**Exercise details:** According to the page on the 1953 film The Three Musketeers, why does young d'Artagnan leave Gascony for the capital of France? Answer in one to three sentences.

:: Selected passage ::

- Directed by: André Hunebelle
- Written by: Michel Audiard
- Based on: The Three Musketeers 1844 novel by Alexandre Dumas
- Produced by: Paul Cadéac
- Starring: Georges Marchal Bourvil Jean Martinelli Danielle Godet
- Cinematography: Marcel Grignon Henri Thibault
- Edited by: Jean Feyte
- Music by: Jean Marion Costantino Ferri
- Distributed by: Pathé Titanus
- Release dates: 7 October 1953 (France); 8 December 1953 ((Italy));
- Running time: 120 minutes
- Countries: France Italy
- Language: French
- Box office: 5,354,739 admissions

= The Three Musketeers (1953 film) =

1953 film

The Three Musketeers (Les Trois Mousquetaires) is a 1953 French-Italian historical adventure film based on the 1844 French The Three Musketeers. This adaptation is one of five films director André Hunebelle and screen writer Michel Audiard achieved together. Georges Marchal portrayed d'Artagnan.

==Plot==
Young d'Artagnan leaves his parents and travels from his native Gascony to the capital of France because he wants to prove himself an excellent fencer and to become a musketeer. He is told by his father he must not avoid any duel.

:::
:: Extracted information ::

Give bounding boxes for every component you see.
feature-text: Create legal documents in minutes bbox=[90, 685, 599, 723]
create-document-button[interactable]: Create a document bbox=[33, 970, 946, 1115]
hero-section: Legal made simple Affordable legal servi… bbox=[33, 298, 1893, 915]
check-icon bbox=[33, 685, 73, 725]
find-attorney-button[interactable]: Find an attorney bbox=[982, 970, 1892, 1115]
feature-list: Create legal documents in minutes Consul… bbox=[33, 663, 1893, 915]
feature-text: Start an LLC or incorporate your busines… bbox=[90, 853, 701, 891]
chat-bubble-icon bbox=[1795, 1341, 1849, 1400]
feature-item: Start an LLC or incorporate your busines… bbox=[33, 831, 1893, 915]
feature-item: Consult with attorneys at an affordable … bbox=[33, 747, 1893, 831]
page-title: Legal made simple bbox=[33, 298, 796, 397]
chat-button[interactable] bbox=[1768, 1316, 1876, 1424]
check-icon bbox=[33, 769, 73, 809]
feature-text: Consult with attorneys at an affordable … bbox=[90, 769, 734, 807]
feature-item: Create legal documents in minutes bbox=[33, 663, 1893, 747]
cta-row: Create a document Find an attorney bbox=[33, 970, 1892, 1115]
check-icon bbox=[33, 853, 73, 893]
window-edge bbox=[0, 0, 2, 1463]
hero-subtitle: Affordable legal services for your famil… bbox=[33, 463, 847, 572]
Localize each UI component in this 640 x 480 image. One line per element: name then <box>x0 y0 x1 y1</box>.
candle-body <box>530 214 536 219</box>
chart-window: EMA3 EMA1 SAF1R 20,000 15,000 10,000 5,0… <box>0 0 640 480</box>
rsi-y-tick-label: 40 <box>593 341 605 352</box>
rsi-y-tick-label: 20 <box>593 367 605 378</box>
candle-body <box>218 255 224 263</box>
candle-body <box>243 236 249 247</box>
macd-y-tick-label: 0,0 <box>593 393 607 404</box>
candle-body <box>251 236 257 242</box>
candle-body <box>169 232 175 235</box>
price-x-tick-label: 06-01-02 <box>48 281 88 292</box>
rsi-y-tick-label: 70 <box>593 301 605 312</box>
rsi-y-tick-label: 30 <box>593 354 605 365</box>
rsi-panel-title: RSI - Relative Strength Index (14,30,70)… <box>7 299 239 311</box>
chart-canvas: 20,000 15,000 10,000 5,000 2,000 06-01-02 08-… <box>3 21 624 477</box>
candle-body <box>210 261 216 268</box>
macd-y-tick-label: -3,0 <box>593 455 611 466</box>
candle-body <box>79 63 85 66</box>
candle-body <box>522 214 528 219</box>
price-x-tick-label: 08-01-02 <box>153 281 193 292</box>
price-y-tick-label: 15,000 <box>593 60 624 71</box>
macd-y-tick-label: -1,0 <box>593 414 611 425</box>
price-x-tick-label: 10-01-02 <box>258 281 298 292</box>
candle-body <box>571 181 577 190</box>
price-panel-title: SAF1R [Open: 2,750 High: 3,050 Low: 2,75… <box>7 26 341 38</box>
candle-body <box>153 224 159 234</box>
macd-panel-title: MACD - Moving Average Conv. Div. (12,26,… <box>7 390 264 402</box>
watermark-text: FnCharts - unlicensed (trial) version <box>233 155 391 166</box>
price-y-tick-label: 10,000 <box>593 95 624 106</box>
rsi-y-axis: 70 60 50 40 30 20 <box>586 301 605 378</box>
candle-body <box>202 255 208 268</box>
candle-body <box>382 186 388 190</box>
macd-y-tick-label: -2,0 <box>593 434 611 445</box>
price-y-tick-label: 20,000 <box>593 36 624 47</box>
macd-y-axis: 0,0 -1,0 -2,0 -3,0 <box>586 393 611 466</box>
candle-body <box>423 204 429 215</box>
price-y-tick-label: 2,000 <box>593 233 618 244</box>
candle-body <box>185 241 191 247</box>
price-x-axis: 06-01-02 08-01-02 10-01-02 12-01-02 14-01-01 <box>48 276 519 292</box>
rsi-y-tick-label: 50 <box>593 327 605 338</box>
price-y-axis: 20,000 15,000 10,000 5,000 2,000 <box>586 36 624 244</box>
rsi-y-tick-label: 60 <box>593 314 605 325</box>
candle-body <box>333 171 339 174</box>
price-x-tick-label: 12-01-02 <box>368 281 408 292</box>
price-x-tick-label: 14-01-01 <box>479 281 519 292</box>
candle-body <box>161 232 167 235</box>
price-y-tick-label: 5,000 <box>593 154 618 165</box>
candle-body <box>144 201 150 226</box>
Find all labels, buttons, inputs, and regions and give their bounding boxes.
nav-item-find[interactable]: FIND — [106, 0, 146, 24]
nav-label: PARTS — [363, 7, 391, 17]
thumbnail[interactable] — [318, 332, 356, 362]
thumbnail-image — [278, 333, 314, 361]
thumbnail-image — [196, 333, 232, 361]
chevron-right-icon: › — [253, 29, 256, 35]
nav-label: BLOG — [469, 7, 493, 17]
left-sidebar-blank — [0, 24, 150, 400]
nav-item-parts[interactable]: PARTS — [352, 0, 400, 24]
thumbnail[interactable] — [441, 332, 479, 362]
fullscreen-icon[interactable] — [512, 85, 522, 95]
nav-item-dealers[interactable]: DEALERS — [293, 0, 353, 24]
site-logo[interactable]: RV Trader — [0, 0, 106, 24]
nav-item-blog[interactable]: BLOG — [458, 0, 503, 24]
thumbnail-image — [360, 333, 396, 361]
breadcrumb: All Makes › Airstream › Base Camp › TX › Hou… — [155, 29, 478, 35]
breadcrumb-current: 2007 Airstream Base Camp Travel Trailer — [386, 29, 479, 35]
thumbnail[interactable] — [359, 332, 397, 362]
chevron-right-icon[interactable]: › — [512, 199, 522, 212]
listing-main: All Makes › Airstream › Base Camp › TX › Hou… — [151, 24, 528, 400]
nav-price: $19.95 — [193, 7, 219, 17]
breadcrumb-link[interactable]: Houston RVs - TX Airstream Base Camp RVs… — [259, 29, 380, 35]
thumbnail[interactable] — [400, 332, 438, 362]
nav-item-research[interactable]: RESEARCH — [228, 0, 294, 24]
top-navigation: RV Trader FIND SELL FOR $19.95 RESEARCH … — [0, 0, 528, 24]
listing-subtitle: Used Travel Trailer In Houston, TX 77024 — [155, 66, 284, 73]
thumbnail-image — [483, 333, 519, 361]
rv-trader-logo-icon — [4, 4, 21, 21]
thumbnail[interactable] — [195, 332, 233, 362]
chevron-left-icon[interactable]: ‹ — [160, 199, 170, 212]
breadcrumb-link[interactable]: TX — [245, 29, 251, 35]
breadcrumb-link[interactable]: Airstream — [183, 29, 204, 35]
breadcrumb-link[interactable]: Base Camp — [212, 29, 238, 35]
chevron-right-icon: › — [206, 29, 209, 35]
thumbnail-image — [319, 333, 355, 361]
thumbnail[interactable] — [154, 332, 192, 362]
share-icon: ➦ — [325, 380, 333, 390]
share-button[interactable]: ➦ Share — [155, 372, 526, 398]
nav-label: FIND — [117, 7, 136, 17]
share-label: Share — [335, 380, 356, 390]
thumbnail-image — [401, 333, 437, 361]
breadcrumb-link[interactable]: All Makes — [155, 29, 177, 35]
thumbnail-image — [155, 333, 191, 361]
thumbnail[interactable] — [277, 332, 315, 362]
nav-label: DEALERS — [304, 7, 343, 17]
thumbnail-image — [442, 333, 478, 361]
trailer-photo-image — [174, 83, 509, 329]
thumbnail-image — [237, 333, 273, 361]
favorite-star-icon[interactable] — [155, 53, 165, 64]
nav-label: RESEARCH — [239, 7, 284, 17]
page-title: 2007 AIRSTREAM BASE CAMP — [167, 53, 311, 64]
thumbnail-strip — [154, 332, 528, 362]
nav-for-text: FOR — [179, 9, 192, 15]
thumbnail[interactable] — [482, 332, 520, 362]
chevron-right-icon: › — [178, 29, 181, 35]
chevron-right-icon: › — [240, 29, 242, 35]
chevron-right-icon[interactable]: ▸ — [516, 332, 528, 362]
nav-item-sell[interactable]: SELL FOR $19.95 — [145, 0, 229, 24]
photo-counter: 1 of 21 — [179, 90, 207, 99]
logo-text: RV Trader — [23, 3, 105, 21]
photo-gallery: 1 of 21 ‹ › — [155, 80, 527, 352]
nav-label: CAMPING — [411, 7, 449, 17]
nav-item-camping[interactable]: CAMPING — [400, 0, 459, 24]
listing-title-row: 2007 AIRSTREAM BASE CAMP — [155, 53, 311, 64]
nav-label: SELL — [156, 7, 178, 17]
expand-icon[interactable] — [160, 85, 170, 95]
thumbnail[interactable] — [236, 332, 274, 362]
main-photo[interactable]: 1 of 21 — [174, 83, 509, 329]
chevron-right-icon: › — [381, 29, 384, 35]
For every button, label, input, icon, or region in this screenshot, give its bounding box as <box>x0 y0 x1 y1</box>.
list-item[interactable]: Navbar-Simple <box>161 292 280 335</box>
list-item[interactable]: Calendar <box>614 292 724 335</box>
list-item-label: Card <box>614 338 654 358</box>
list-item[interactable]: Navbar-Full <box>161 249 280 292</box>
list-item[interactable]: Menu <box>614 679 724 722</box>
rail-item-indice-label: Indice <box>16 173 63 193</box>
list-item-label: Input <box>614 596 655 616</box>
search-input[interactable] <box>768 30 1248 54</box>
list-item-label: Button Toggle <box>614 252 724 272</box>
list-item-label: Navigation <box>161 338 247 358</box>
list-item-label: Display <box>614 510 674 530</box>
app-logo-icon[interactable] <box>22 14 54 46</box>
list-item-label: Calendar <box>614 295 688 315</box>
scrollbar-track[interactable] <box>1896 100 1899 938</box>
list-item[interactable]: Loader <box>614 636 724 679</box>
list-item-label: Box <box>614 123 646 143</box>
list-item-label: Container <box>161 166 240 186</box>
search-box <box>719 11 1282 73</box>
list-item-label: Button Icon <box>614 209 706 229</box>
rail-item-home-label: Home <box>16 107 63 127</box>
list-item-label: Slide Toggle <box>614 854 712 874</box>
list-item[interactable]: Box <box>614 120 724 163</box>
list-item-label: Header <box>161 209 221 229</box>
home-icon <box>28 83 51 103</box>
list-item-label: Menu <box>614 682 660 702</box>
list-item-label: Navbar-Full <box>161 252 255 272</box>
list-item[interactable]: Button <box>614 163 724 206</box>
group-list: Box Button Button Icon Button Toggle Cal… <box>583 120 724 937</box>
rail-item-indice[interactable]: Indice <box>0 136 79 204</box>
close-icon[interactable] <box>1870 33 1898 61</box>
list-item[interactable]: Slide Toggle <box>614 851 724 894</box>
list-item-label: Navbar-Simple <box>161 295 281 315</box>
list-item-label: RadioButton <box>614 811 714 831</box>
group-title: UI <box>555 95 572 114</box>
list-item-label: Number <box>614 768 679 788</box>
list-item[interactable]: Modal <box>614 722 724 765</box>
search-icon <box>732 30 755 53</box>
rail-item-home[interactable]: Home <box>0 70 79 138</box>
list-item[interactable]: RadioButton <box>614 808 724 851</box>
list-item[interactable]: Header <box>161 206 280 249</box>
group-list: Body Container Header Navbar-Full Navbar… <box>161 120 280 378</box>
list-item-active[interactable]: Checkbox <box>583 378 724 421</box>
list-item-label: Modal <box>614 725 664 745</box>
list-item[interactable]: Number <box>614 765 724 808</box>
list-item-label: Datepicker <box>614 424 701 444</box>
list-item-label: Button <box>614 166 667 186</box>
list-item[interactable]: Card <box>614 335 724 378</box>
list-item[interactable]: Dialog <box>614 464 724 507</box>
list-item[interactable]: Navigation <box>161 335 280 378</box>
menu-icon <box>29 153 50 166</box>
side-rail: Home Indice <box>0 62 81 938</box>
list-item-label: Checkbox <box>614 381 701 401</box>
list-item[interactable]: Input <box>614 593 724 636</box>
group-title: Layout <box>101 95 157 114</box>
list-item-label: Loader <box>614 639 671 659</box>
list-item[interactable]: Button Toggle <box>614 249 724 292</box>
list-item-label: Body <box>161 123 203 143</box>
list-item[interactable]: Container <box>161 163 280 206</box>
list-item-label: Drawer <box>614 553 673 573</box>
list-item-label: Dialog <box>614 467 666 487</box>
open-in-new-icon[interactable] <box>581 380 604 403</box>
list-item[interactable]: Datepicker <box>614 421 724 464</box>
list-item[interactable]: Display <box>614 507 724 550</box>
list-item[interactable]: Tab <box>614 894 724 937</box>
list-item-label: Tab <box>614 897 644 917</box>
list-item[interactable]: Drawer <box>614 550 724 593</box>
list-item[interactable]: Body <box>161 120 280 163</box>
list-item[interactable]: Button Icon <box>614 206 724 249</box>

:::

**Answer area:** He wants to prove himself an excellent fencer and to become a musketeer.